INFORMATION SHOWN.
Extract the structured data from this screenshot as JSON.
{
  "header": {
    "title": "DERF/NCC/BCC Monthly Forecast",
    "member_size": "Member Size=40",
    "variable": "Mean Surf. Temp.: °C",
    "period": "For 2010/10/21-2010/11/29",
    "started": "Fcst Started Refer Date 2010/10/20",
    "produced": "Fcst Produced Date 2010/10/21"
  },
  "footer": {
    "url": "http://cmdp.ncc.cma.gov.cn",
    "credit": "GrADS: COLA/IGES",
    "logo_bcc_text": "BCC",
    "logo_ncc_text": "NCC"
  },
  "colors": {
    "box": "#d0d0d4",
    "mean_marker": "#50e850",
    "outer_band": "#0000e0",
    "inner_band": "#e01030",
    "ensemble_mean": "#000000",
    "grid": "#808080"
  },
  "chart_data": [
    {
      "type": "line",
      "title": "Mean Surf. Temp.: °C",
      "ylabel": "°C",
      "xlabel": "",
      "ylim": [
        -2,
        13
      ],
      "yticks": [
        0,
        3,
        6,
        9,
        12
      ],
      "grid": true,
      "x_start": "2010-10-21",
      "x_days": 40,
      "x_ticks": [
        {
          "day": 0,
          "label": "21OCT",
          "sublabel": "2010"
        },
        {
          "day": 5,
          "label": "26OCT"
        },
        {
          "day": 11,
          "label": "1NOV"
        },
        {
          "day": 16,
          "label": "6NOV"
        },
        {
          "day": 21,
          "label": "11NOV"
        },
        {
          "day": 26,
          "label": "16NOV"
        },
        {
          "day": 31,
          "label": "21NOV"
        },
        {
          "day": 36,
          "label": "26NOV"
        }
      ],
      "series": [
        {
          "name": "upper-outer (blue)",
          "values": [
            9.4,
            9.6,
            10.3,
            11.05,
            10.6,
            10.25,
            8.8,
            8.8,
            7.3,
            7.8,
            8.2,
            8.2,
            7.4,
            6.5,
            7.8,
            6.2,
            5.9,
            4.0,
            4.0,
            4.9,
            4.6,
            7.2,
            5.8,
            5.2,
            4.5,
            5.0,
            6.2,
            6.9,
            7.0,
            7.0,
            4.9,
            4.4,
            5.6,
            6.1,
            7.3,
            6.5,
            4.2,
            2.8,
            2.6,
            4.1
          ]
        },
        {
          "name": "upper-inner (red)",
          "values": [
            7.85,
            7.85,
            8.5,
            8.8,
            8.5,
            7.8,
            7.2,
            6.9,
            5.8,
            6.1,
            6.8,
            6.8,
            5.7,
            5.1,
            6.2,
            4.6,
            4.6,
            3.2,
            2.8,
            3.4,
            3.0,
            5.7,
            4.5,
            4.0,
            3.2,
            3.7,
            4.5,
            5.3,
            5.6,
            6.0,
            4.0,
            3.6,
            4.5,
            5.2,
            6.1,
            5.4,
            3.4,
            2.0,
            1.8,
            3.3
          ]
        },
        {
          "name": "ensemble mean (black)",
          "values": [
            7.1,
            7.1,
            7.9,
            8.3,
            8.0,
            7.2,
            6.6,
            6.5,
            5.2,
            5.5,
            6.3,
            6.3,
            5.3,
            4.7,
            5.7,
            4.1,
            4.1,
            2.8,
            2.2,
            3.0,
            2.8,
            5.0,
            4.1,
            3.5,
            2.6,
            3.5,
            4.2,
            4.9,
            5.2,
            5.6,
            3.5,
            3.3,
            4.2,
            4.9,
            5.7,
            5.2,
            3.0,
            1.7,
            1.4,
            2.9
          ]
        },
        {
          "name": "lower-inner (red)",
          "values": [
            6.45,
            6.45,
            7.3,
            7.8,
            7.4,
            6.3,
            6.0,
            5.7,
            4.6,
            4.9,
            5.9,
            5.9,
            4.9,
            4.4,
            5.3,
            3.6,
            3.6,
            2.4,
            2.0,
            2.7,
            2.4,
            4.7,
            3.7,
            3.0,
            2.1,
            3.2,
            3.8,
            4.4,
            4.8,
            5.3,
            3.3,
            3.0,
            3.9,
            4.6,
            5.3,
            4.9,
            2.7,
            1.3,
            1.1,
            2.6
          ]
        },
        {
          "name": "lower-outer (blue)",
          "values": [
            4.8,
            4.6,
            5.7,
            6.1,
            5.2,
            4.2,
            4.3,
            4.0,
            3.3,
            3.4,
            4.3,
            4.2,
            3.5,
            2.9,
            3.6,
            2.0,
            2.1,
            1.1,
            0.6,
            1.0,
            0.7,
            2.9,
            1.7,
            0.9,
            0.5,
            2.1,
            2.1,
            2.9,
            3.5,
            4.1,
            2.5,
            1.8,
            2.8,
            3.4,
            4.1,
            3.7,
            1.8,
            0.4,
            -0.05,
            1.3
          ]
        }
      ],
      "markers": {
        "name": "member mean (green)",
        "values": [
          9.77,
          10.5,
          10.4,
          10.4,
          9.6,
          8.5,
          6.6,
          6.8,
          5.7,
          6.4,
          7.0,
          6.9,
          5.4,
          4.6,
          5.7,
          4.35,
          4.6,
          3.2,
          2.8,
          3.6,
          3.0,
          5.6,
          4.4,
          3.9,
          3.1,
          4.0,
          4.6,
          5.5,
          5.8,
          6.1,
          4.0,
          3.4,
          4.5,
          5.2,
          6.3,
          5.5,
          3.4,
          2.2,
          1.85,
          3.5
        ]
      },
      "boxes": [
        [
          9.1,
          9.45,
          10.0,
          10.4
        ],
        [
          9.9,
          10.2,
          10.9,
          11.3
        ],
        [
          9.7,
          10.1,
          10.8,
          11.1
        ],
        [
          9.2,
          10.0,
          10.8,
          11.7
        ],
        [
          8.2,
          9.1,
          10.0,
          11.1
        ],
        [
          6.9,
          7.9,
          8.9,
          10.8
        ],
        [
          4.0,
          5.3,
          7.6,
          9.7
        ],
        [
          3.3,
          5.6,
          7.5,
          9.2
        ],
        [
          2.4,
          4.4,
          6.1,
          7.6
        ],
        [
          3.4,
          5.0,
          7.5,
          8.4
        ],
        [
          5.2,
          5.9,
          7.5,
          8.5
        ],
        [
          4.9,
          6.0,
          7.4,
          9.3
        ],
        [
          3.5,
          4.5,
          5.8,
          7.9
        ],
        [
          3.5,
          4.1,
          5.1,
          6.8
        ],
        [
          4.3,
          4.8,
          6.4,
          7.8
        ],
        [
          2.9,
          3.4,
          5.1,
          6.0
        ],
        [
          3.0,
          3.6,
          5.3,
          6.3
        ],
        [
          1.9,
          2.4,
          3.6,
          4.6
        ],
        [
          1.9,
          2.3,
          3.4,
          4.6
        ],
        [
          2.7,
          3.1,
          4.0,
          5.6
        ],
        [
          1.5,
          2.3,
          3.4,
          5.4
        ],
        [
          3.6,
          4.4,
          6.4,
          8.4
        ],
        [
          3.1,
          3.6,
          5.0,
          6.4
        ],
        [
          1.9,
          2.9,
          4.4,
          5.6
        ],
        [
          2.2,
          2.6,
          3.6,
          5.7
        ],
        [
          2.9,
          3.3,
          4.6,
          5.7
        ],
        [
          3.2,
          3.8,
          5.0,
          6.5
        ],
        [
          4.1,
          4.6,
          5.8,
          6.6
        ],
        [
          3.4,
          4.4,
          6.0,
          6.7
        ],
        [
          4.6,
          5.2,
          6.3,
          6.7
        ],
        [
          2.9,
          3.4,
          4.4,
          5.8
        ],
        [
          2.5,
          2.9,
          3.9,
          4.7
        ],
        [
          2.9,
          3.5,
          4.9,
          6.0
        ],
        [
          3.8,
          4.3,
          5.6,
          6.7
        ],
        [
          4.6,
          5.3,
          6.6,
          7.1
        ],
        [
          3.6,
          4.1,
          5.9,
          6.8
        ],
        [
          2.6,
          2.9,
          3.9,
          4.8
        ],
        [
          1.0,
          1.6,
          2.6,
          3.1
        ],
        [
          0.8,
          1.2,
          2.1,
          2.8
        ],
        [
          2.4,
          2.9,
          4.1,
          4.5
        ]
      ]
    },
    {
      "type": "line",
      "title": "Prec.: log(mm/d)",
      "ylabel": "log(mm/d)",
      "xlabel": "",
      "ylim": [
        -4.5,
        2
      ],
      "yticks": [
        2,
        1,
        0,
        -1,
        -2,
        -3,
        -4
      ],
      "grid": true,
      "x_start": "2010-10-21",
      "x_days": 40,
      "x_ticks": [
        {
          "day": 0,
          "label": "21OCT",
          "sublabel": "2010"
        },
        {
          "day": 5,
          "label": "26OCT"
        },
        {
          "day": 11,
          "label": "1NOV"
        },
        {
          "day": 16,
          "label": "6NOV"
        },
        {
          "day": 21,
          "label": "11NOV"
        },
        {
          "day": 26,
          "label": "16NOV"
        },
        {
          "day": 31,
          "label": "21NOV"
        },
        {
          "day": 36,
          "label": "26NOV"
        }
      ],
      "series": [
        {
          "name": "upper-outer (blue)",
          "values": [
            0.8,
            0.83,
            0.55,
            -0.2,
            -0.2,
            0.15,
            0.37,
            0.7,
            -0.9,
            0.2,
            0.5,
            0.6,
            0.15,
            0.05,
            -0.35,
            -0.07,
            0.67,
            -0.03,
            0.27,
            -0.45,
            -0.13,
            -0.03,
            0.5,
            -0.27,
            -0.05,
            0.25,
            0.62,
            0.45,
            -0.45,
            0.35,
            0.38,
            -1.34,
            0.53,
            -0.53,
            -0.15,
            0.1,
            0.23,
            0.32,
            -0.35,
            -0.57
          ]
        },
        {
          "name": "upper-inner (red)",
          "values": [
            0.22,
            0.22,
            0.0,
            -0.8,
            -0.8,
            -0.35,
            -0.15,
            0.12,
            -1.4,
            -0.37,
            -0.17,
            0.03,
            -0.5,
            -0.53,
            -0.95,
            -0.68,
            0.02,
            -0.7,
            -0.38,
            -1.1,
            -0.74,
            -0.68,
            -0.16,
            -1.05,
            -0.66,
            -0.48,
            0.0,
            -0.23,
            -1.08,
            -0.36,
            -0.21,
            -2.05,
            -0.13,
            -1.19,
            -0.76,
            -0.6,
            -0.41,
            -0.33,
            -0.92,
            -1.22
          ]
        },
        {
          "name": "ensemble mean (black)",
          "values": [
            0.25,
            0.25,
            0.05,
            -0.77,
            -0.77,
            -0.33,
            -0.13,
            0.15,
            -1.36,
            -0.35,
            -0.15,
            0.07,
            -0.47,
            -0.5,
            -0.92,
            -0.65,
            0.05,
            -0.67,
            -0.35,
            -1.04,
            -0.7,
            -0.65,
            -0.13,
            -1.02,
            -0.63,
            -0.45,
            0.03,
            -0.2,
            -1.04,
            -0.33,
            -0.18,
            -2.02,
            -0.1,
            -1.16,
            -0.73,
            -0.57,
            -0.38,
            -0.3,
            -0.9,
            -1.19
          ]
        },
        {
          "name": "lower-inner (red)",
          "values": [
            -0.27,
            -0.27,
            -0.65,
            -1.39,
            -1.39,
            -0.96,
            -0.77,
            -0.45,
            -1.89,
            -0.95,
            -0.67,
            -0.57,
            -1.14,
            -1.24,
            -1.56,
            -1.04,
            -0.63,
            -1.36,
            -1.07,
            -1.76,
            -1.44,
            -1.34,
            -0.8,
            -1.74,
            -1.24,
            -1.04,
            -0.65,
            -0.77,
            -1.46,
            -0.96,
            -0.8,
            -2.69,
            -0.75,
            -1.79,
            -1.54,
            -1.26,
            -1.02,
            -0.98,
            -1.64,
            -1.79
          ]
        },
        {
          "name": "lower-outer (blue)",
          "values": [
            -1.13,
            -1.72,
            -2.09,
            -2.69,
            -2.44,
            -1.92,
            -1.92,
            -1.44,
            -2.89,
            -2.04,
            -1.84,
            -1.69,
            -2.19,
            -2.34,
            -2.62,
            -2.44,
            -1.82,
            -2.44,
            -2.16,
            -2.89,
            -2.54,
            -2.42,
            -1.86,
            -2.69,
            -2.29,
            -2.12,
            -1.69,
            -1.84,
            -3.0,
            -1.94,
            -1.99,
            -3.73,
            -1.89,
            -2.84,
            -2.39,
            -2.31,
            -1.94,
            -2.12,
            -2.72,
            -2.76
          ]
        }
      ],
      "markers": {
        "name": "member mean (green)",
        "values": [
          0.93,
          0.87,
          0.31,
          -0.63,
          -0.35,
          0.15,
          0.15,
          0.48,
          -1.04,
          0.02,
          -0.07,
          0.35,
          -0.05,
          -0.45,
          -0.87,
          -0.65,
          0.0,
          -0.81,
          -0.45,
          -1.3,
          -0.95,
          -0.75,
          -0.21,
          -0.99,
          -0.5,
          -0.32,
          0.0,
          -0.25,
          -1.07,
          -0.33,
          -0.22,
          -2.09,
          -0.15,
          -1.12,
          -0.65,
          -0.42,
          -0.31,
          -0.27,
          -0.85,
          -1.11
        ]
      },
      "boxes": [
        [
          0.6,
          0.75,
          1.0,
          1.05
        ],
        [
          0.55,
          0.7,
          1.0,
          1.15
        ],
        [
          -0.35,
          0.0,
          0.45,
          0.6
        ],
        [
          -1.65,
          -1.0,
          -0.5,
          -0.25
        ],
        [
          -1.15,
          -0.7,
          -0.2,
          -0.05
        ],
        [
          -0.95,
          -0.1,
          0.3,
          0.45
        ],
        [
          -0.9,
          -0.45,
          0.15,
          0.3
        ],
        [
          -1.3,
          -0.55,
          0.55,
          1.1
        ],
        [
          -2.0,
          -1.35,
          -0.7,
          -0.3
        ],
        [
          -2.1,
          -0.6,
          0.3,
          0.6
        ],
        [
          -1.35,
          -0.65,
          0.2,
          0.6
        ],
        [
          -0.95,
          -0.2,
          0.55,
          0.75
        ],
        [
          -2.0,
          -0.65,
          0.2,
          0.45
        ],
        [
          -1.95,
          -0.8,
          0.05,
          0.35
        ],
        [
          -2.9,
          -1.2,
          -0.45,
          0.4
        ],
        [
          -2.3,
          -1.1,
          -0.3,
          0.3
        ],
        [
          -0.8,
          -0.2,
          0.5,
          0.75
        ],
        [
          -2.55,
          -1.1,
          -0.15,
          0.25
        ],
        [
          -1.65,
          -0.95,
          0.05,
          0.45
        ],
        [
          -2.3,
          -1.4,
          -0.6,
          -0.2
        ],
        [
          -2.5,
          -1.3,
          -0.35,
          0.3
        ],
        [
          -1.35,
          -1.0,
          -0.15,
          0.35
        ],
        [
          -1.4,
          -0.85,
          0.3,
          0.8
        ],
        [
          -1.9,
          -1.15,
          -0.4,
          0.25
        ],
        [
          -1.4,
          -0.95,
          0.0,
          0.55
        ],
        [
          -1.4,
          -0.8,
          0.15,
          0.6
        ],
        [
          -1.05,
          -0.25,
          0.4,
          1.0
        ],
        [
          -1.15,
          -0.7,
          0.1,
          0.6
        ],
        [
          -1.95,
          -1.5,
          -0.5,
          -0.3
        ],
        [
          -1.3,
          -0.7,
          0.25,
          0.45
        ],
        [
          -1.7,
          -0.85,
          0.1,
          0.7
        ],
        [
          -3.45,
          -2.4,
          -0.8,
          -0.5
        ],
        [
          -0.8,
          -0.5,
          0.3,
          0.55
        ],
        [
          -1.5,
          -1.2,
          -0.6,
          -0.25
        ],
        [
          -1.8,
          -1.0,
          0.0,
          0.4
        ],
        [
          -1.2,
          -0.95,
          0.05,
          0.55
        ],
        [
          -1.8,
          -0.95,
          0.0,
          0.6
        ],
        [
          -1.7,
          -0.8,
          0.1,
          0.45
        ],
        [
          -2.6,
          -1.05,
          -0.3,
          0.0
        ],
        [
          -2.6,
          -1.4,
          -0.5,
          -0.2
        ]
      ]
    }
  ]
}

WRITTEN TASK.
Report how many lines in the listing include the word "Temp". Give nothing but the count.

WORKED ANSWER.
2